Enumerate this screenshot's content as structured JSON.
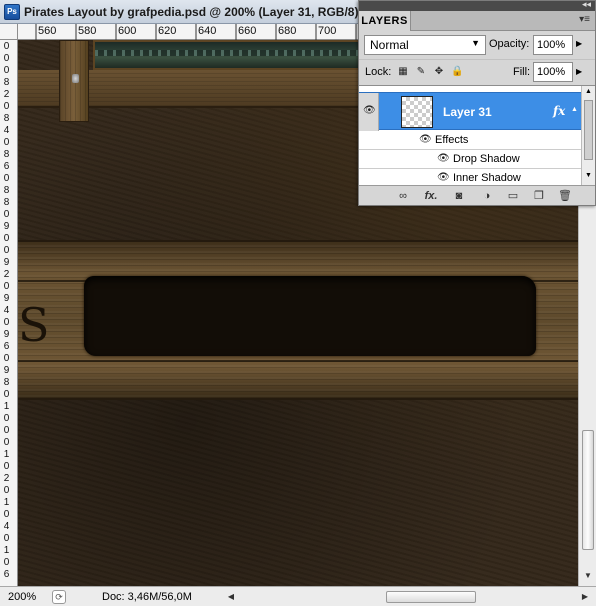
{
  "document": {
    "app_icon": "ps-app-icon",
    "app_icon_text": "Ps",
    "title": "Pirates Layout by grafpedia.psd @ 200% (Layer 31, RGB/8)"
  },
  "ruler_top": {
    "labels": [
      "560",
      "580",
      "600",
      "620",
      "640",
      "660",
      "680",
      "700"
    ]
  },
  "ruler_left": {
    "digits": [
      "0",
      "0",
      "0",
      "8",
      "2",
      "0",
      "8",
      "4",
      "0",
      "8",
      "6",
      "0",
      "8",
      "8",
      "0",
      "9",
      "0",
      "0",
      "9",
      "2",
      "0",
      "9",
      "4",
      "0",
      "9",
      "6",
      "0",
      "9",
      "8",
      "0",
      "1",
      "0",
      "0",
      "0",
      "1",
      "0",
      "2",
      "0",
      "1",
      "0",
      "4",
      "0",
      "1",
      "0",
      "6"
    ]
  },
  "canvas": {
    "sign_letter": "S"
  },
  "status": {
    "zoom": "200%",
    "doc_size": "Doc: 3,46M/56,0M"
  },
  "layers_panel": {
    "tab_label": "LAYERS",
    "blend_mode": "Normal",
    "opacity_label": "Opacity:",
    "opacity_value": "100%",
    "lock_label": "Lock:",
    "fill_label": "Fill:",
    "fill_value": "100%",
    "selected_layer": {
      "name": "Layer 31",
      "fx": "fx"
    },
    "effects_label": "Effects",
    "effects": [
      "Drop Shadow",
      "Inner Shadow"
    ],
    "icons": {
      "eye": "eye-icon",
      "link": "link-icon",
      "fx": "fx-icon",
      "mask": "mask-icon",
      "adjustment": "adjustment-icon",
      "folder": "folder-icon",
      "new_layer": "new-layer-icon",
      "trash": "trash-icon"
    }
  }
}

____

▶ **Task goal**: Your job is to transcribe the entries above exactly; skip the pictures.

▶ **Completed task**:
Enumerate this screenshot's content as structured JSON.
{
  "document": {
    "app_icon": "ps-app-icon",
    "app_icon_text": "Ps",
    "title": "Pirates Layout by grafpedia.psd @ 200% (Layer 31, RGB/8)"
  },
  "ruler_top": {
    "labels": [
      "560",
      "580",
      "600",
      "620",
      "640",
      "660",
      "680",
      "700"
    ]
  },
  "ruler_left": {
    "digits": [
      "0",
      "0",
      "0",
      "8",
      "2",
      "0",
      "8",
      "4",
      "0",
      "8",
      "6",
      "0",
      "8",
      "8",
      "0",
      "9",
      "0",
      "0",
      "9",
      "2",
      "0",
      "9",
      "4",
      "0",
      "9",
      "6",
      "0",
      "9",
      "8",
      "0",
      "1",
      "0",
      "0",
      "0",
      "1",
      "0",
      "2",
      "0",
      "1",
      "0",
      "4",
      "0",
      "1",
      "0",
      "6"
    ]
  },
  "canvas": {
    "sign_letter": "S"
  },
  "status": {
    "zoom": "200%",
    "doc_size": "Doc: 3,46M/56,0M"
  },
  "layers_panel": {
    "tab_label": "LAYERS",
    "blend_mode": "Normal",
    "opacity_label": "Opacity:",
    "opacity_value": "100%",
    "lock_label": "Lock:",
    "fill_label": "Fill:",
    "fill_value": "100%",
    "selected_layer": {
      "name": "Layer 31",
      "fx": "fx"
    },
    "effects_label": "Effects",
    "effects": [
      "Drop Shadow",
      "Inner Shadow"
    ],
    "icons": {
      "eye": "eye-icon",
      "link": "link-icon",
      "fx": "fx-icon",
      "mask": "mask-icon",
      "adjustment": "adjustment-icon",
      "folder": "folder-icon",
      "new_layer": "new-layer-icon",
      "trash": "trash-icon"
    }
  }
}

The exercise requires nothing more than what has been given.